Dataset items>
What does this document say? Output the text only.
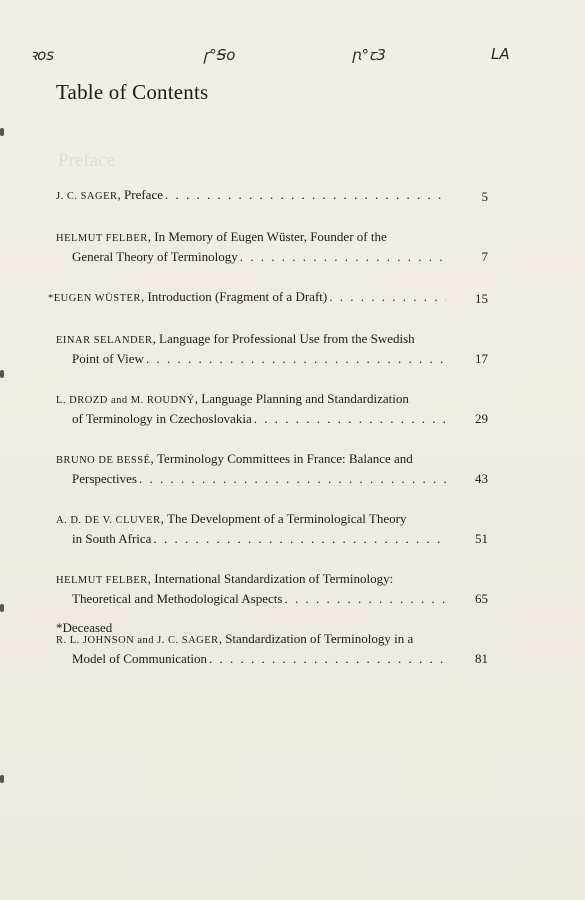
Preface
ꝛoꜱ	ꞅ°Ꞩo	ꞃ°ꞇ3	LA
Table of Contents
J. C. SAGER , Preface . . .	5
HELMUT FELBER , In Memory of Eugen Wüster, Founder of the
General Theory of Terminology . . .	7
*EUGEN WÜSTER , Introduction (Fragment of a Draft) . . .	15
EINAR SELANDER , Language for Professional Use from the Swedish
Point of View . . .	17
L. DROZD and M. ROUDNÝ , Language Planning and Standardization
of Terminology in Czechoslovakia . . .	29
BRUNO DE BESSÉ , Terminology Committees in France: Balance and
Perspectives . . .	43
A. D. DE V. CLUVER , The Development of a Terminological Theory
in South Africa . . .	51
HELMUT FELBER , International Standardization of Terminology:
Theoretical and Methodological Aspects . . .	65
R. L. JOHNSON and J. C. SAGER , Standardization of Terminology in a
Model of Communication . . .	81
*Deceased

Required task>
Copy out each line in the listing that has the word "Theory".

Task solution>
General Theory of Terminology . . .	7
A. D. DE V. CLUVER , The Development of a Terminological Theory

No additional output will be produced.